-- PROBLEM --
Make an exact copy of each entry, leaving out every picture.

####################

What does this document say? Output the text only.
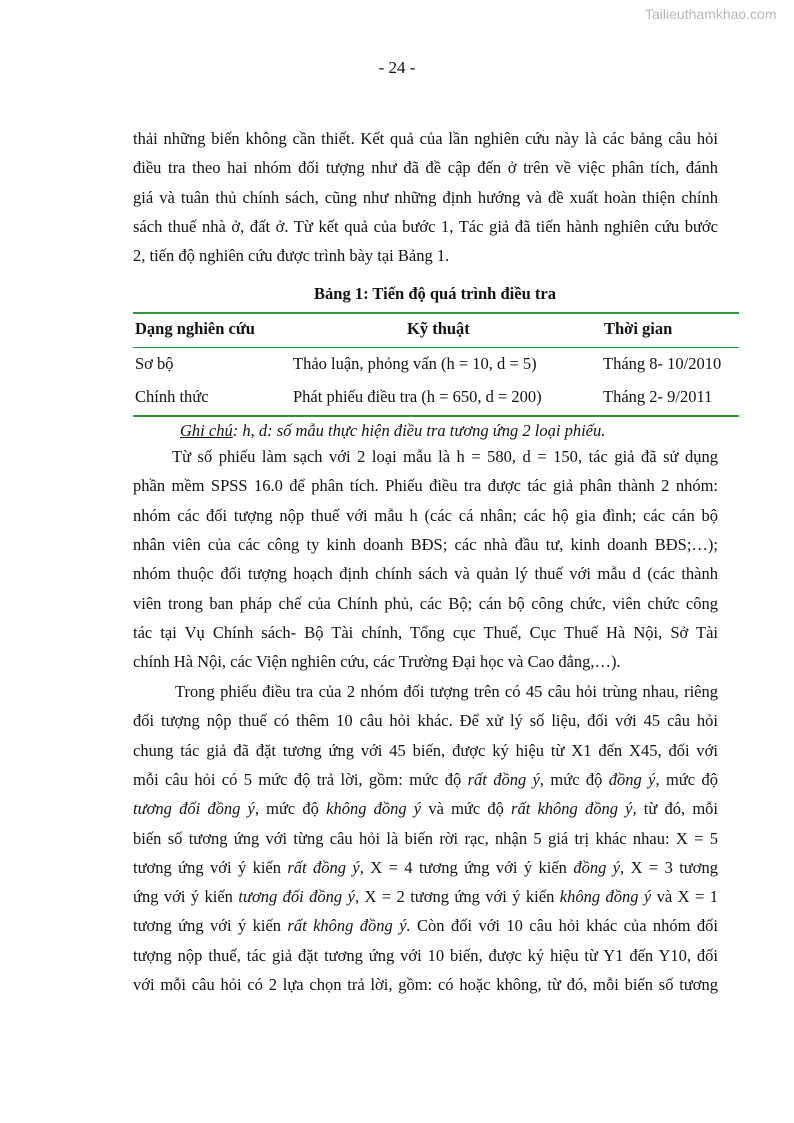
Tailieuthamkhao.com
- 24 -
thải những biến không cần thiết. Kết quả của lần nghiên cứu này là các bảng câu hỏi
điều tra theo hai nhóm đối tượng như đã đề cập đến ở trên về việc phân tích, đánh
giá và tuân thủ chính sách, cũng như những định hướng và đề xuất hoàn thiện chính
sách thuế nhà ở, đất ở. Từ kết quả của bước 1, Tác giả đã tiến hành nghiên cứu bước
2, tiến độ nghiên cứu được trình bày tại Bảng 1.
Bảng 1: Tiến độ quá trình điều tra
Dạng nghiên cứu	Kỹ thuật	Thời gian
Sơ bộ	Thảo luận, phỏng vấn (h = 10, d = 5)	Tháng 8- 10/2010
Chính thức	Phát phiếu điều tra (h = 650, d = 200)	Tháng 2- 9/2011
Ghi chú: h, d: số mẫu thực hiện điều tra tương ứng 2 loại phiếu.
Từ số phiếu làm sạch với 2 loại mẫu là h = 580, d = 150, tác giả đã sử dụng
phần mềm SPSS 16.0 để phân tích. Phiếu điều tra được tác giả phân thành 2 nhóm:
nhóm các đối tượng nộp thuế với mẫu h (các cá nhân; các hộ gia đình; các cán bộ
nhân viên của các công ty kinh doanh BĐS; các nhà đầu tư, kinh doanh BĐS;…);
nhóm thuộc đối tượng hoạch định chính sách và quản lý thuế với mẫu d (các thành
viên trong ban pháp chế của Chính phủ, các Bộ; cán bộ công chức, viên chức công
tác tại Vụ Chính sách- Bộ Tài chính, Tổng cục Thuế, Cục Thuế Hà Nội, Sở Tài
chính Hà Nội, các Viện nghiên cứu, các Trường Đại học và Cao đẳng,…).
Trong phiếu điều tra của 2 nhóm đối tượng trên có 45 câu hỏi trùng nhau, riêng
đối tượng nộp thuế có thêm 10 câu hỏi khác. Để xử lý số liệu, đối với 45 câu hỏi
chung tác giả đã đặt tương ứng với 45 biến, được ký hiệu từ X1 đến X45, đối với
mỗi câu hỏi có 5 mức độ trả lời, gồm: mức độ rất đồng ý, mức độ đồng ý, mức độ
tương đối đồng ý, mức độ không đồng ý và mức độ rất không đồng ý, từ đó, mỗi
biến số tương ứng với từng câu hỏi là biến rời rạc, nhận 5 giá trị khác nhau: X = 5
tương ứng với ý kiến rất đồng ý, X = 4 tương ứng với ý kiến đồng ý, X = 3 tương
ứng với ý kiến tương đối đồng ý, X = 2 tương ứng với ý kiến không đồng ý và X = 1
tương ứng với ý kiến rất không đồng ý. Còn đối với 10 câu hỏi khác của nhóm đối
tượng nộp thuế, tác giả đặt tương ứng với 10 biến, được ký hiệu từ Y1 đến Y10, đối
với mỗi câu hỏi có 2 lựa chọn trả lời, gồm: có hoặc không, từ đó, mỗi biến số tương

####################

-- EXERCISE RESULT --
What does this document say? Output the text only.
Tailieuthamkhao.com
- 24 -
thải những biến không cần thiết. Kết quả của lần nghiên cứu này là các bảng câu hỏi
điều tra theo hai nhóm đối tượng như đã đề cập đến ở trên về việc phân tích, đánh
giá và tuân thủ chính sách, cũng như những định hướng và đề xuất hoàn thiện chính
sách thuế nhà ở, đất ở. Từ kết quả của bước 1, Tác giả đã tiến hành nghiên cứu bước
2, tiến độ nghiên cứu được trình bày tại Bảng 1.
Bảng 1: Tiến độ quá trình điều tra
Dạng nghiên cứu	Kỹ thuật	Thời gian
Sơ bộ	Thảo luận, phỏng vấn (h = 10, d = 5)	Tháng 8- 10/2010
Chính thức	Phát phiếu điều tra (h = 650, d = 200)	Tháng 2- 9/2011
Ghi chú: h, d: số mẫu thực hiện điều tra tương ứng 2 loại phiếu.
Từ số phiếu làm sạch với 2 loại mẫu là h = 580, d = 150, tác giả đã sử dụng
phần mềm SPSS 16.0 để phân tích. Phiếu điều tra được tác giả phân thành 2 nhóm:
nhóm các đối tượng nộp thuế với mẫu h (các cá nhân; các hộ gia đình; các cán bộ
nhân viên của các công ty kinh doanh BĐS; các nhà đầu tư, kinh doanh BĐS;…);
nhóm thuộc đối tượng hoạch định chính sách và quản lý thuế với mẫu d (các thành
viên trong ban pháp chế của Chính phủ, các Bộ; cán bộ công chức, viên chức công
tác tại Vụ Chính sách- Bộ Tài chính, Tổng cục Thuế, Cục Thuế Hà Nội, Sở Tài
chính Hà Nội, các Viện nghiên cứu, các Trường Đại học và Cao đẳng,…).
Trong phiếu điều tra của 2 nhóm đối tượng trên có 45 câu hỏi trùng nhau, riêng
đối tượng nộp thuế có thêm 10 câu hỏi khác. Để xử lý số liệu, đối với 45 câu hỏi
chung tác giả đã đặt tương ứng với 45 biến, được ký hiệu từ X1 đến X45, đối với
mỗi câu hỏi có 5 mức độ trả lời, gồm: mức độ rất đồng ý, mức độ đồng ý, mức độ
tương đối đồng ý, mức độ không đồng ý và mức độ rất không đồng ý, từ đó, mỗi
biến số tương ứng với từng câu hỏi là biến rời rạc, nhận 5 giá trị khác nhau: X = 5
tương ứng với ý kiến rất đồng ý, X = 4 tương ứng với ý kiến đồng ý, X = 3 tương
ứng với ý kiến tương đối đồng ý, X = 2 tương ứng với ý kiến không đồng ý và X = 1
tương ứng với ý kiến rất không đồng ý. Còn đối với 10 câu hỏi khác của nhóm đối
tượng nộp thuế, tác giả đặt tương ứng với 10 biến, được ký hiệu từ Y1 đến Y10, đối
với mỗi câu hỏi có 2 lựa chọn trả lời, gồm: có hoặc không, từ đó, mỗi biến số tương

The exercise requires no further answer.